* RECORDS SHOWN:

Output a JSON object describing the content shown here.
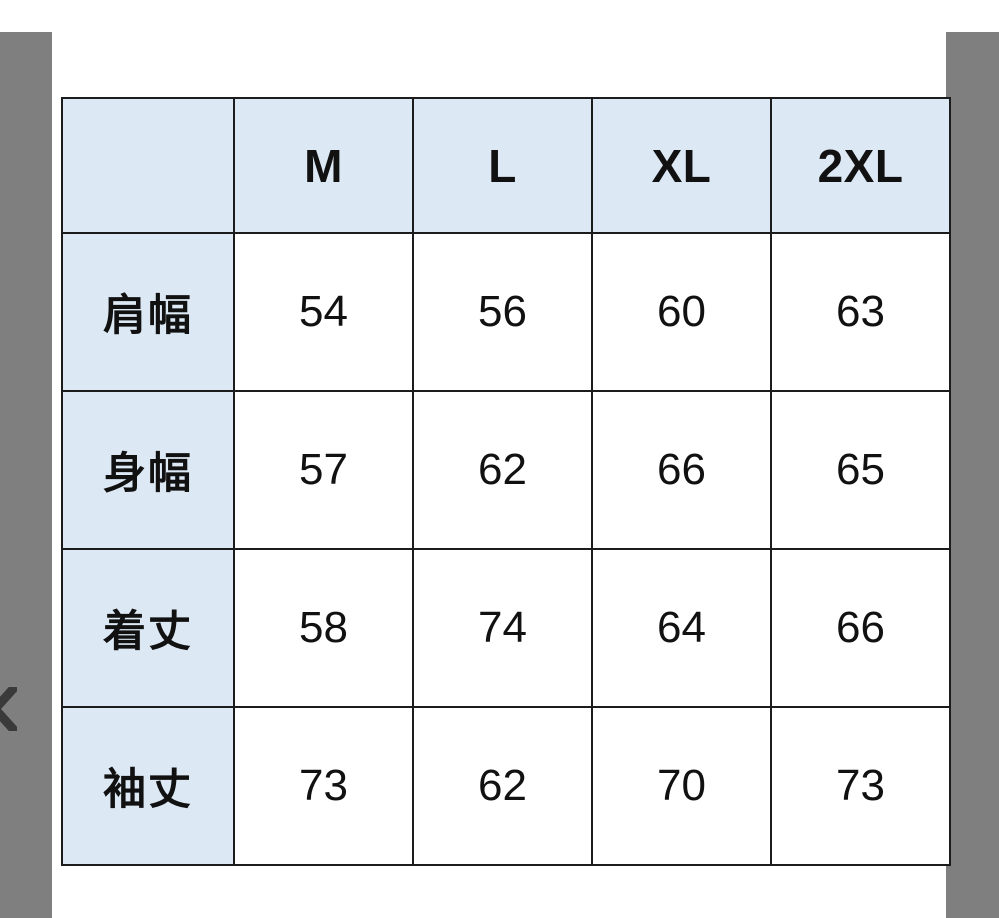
{
  "viewer": {
    "left_panel_label": "previous-image-panel",
    "right_panel_label": "next-image-panel",
    "prev_arrow_label": "‹"
  },
  "table": {
    "caption": "",
    "corner_label": "",
    "column_headers": [
      "",
      "M",
      "L",
      "XL",
      "2XL"
    ],
    "rows": [
      {
        "label": "肩幅",
        "values": [
          "54",
          "56",
          "60",
          "63"
        ]
      },
      {
        "label": "身幅",
        "values": [
          "57",
          "62",
          "66",
          "65"
        ]
      },
      {
        "label": "着丈",
        "values": [
          "58",
          "74",
          "64",
          "66"
        ]
      },
      {
        "label": "袖丈",
        "values": [
          "73",
          "62",
          "70",
          "73"
        ]
      }
    ]
  },
  "colors": {
    "header_fill": "#dce8f4",
    "cell_fill": "#ffffff",
    "border": "#1c1c1c",
    "panel_gray": "#7f7f7f",
    "text": "#111111"
  }
}
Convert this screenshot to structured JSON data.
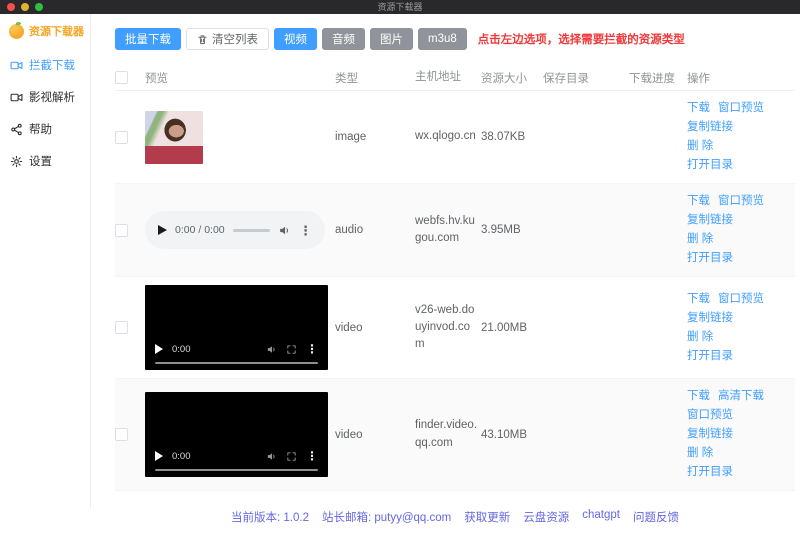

* DO THIS: Every line above should be repeated exactly; pictures stay out of the copy.

* THE RESPONSE:
Output a JSON object describing the content shown here.
{
  "viewer": {
    "left_panel_label": "previous-image-panel",
    "right_panel_label": "next-image-panel",
    "prev_arrow_label": "‹"
  },
  "table": {
    "caption": "",
    "corner_label": "",
    "column_headers": [
      "",
      "M",
      "L",
      "XL",
      "2XL"
    ],
    "rows": [
      {
        "label": "肩幅",
        "values": [
          "54",
          "56",
          "60",
          "63"
        ]
      },
      {
        "label": "身幅",
        "values": [
          "57",
          "62",
          "66",
          "65"
        ]
      },
      {
        "label": "着丈",
        "values": [
          "58",
          "74",
          "64",
          "66"
        ]
      },
      {
        "label": "袖丈",
        "values": [
          "73",
          "62",
          "70",
          "73"
        ]
      }
    ]
  },
  "colors": {
    "header_fill": "#dce8f4",
    "cell_fill": "#ffffff",
    "border": "#1c1c1c",
    "panel_gray": "#7f7f7f",
    "text": "#111111"
  }
}
Convert this screenshot to structured JSON data.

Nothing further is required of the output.